#### [PROBLEM]
Please update the lines below so that every "outlier-point" becomes "outlier-dot", with nothing else changed.

#### [RECORD EXTRACTS]
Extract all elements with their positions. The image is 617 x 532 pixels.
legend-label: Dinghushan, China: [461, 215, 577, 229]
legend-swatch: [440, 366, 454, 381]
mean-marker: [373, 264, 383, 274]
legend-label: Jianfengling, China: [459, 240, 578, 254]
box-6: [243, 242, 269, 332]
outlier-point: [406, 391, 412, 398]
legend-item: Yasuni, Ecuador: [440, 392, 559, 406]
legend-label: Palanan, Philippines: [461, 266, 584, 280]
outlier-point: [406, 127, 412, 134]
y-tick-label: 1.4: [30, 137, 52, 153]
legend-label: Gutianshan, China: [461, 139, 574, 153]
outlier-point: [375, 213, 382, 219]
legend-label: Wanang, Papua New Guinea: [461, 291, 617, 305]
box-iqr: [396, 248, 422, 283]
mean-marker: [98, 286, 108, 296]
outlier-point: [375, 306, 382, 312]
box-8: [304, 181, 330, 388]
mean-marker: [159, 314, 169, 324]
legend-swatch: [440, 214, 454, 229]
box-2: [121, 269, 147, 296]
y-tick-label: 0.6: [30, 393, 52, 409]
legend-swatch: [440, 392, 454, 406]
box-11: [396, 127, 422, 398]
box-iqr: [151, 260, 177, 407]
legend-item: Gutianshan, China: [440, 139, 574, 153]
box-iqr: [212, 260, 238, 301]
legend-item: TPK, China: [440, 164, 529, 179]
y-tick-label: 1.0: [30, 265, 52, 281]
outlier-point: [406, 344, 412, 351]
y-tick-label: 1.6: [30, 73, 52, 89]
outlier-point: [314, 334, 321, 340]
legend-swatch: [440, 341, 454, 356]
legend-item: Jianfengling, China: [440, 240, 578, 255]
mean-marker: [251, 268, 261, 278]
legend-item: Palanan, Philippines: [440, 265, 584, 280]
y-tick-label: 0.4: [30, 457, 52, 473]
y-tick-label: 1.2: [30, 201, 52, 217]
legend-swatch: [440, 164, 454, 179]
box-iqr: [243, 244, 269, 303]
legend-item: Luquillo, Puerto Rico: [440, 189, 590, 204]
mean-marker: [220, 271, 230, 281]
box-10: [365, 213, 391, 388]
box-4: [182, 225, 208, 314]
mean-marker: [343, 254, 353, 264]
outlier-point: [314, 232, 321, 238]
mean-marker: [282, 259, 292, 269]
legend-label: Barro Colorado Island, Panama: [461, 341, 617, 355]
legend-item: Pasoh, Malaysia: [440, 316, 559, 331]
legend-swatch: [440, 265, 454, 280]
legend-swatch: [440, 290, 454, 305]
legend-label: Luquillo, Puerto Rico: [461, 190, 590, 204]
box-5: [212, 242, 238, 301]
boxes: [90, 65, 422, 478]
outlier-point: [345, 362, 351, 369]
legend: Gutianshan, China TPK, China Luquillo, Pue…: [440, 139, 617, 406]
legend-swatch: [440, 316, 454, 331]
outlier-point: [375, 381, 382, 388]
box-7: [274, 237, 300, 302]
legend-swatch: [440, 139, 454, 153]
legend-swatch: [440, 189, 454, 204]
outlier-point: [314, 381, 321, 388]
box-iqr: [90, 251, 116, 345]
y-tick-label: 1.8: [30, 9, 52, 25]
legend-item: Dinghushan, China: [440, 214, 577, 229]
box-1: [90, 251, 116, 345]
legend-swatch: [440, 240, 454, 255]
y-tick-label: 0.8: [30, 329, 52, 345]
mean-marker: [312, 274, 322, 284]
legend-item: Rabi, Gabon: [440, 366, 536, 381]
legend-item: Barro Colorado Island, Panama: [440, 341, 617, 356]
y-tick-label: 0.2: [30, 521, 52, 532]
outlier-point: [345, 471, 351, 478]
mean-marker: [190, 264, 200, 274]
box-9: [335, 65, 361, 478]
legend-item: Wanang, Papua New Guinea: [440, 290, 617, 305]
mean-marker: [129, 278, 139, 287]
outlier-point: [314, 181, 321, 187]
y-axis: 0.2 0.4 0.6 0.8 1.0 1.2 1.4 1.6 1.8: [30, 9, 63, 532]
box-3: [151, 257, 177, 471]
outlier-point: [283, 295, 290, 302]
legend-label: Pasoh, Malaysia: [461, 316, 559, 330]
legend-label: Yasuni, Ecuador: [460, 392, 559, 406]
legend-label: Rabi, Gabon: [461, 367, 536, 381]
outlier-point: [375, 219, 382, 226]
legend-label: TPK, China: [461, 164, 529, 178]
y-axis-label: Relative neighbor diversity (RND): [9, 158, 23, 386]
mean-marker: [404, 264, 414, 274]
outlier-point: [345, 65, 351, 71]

#### [OUTPUT FOR THIS EXERCISE]
Extract all elements with their positions. The image is 617 x 532 pixels.
legend-label: Dinghushan, China: [461, 215, 577, 229]
legend-swatch: [440, 366, 454, 381]
mean-marker: [373, 264, 383, 274]
legend-label: Jianfengling, China: [459, 240, 578, 254]
box-6: [243, 242, 269, 332]
outlier-dot: [406, 391, 412, 398]
legend-item: Yasuni, Ecuador: [440, 392, 559, 406]
legend-label: Palanan, Philippines: [461, 266, 584, 280]
outlier-dot: [406, 127, 412, 134]
y-tick-label: 1.4: [30, 137, 52, 153]
legend-label: Gutianshan, China: [461, 139, 574, 153]
outlier-dot: [375, 213, 382, 219]
legend-label: Wanang, Papua New Guinea: [461, 291, 617, 305]
box-iqr: [396, 248, 422, 283]
mean-marker: [98, 286, 108, 296]
outlier-dot: [375, 306, 382, 312]
box-8: [304, 181, 330, 388]
mean-marker: [159, 314, 169, 324]
legend-swatch: [440, 214, 454, 229]
box-2: [121, 269, 147, 296]
y-tick-label: 0.6: [30, 393, 52, 409]
legend-swatch: [440, 392, 454, 406]
box-11: [396, 127, 422, 398]
box-iqr: [151, 260, 177, 407]
legend-item: Gutianshan, China: [440, 139, 574, 153]
box-iqr: [212, 260, 238, 301]
legend-item: TPK, China: [440, 164, 529, 179]
y-tick-label: 1.0: [30, 265, 52, 281]
outlier-dot: [406, 344, 412, 351]
y-tick-label: 1.6: [30, 73, 52, 89]
outlier-dot: [314, 334, 321, 340]
legend-swatch: [440, 341, 454, 356]
legend-item: Jianfengling, China: [440, 240, 578, 255]
mean-marker: [251, 268, 261, 278]
legend-item: Palanan, Philippines: [440, 265, 584, 280]
y-tick-label: 0.4: [30, 457, 52, 473]
y-tick-label: 1.2: [30, 201, 52, 217]
legend-swatch: [440, 164, 454, 179]
box-iqr: [243, 244, 269, 303]
legend-item: Luquillo, Puerto Rico: [440, 189, 590, 204]
mean-marker: [220, 271, 230, 281]
box-10: [365, 213, 391, 388]
box-4: [182, 225, 208, 314]
mean-marker: [343, 254, 353, 264]
outlier-dot: [314, 232, 321, 238]
mean-marker: [282, 259, 292, 269]
legend-label: Barro Colorado Island, Panama: [461, 341, 617, 355]
legend-item: Pasoh, Malaysia: [440, 316, 559, 331]
legend-swatch: [440, 265, 454, 280]
legend-swatch: [440, 290, 454, 305]
legend-label: Luquillo, Puerto Rico: [461, 190, 590, 204]
box-5: [212, 242, 238, 301]
boxes: [90, 65, 422, 478]
outlier-dot: [345, 362, 351, 369]
legend: Gutianshan, China TPK, China Luquillo, Pue…: [440, 139, 617, 406]
legend-swatch: [440, 316, 454, 331]
outlier-dot: [375, 381, 382, 388]
box-7: [274, 237, 300, 302]
legend-swatch: [440, 139, 454, 153]
legend-swatch: [440, 189, 454, 204]
outlier-dot: [314, 381, 321, 388]
box-iqr: [90, 251, 116, 345]
y-tick-label: 1.8: [30, 9, 52, 25]
legend-item: Dinghushan, China: [440, 214, 577, 229]
box-1: [90, 251, 116, 345]
legend-swatch: [440, 240, 454, 255]
y-tick-label: 0.8: [30, 329, 52, 345]
mean-marker: [312, 274, 322, 284]
legend-item: Rabi, Gabon: [440, 366, 536, 381]
legend-item: Barro Colorado Island, Panama: [440, 341, 617, 356]
y-tick-label: 0.2: [30, 521, 52, 532]
outlier-dot: [345, 471, 351, 478]
mean-marker: [190, 264, 200, 274]
box-9: [335, 65, 361, 478]
legend-item: Wanang, Papua New Guinea: [440, 290, 617, 305]
mean-marker: [129, 278, 139, 287]
outlier-dot: [314, 181, 321, 187]
y-axis: 0.2 0.4 0.6 0.8 1.0 1.2 1.4 1.6 1.8: [30, 9, 63, 532]
box-3: [151, 257, 177, 471]
outlier-dot: [283, 295, 290, 302]
legend-label: Pasoh, Malaysia: [461, 316, 559, 330]
legend-label: Yasuni, Ecuador: [460, 392, 559, 406]
legend-label: Rabi, Gabon: [461, 367, 536, 381]
outlier-dot: [375, 219, 382, 226]
legend-label: TPK, China: [461, 164, 529, 178]
y-axis-label: Relative neighbor diversity (RND): [9, 158, 23, 386]
mean-marker: [404, 264, 414, 274]
outlier-dot: [345, 65, 351, 71]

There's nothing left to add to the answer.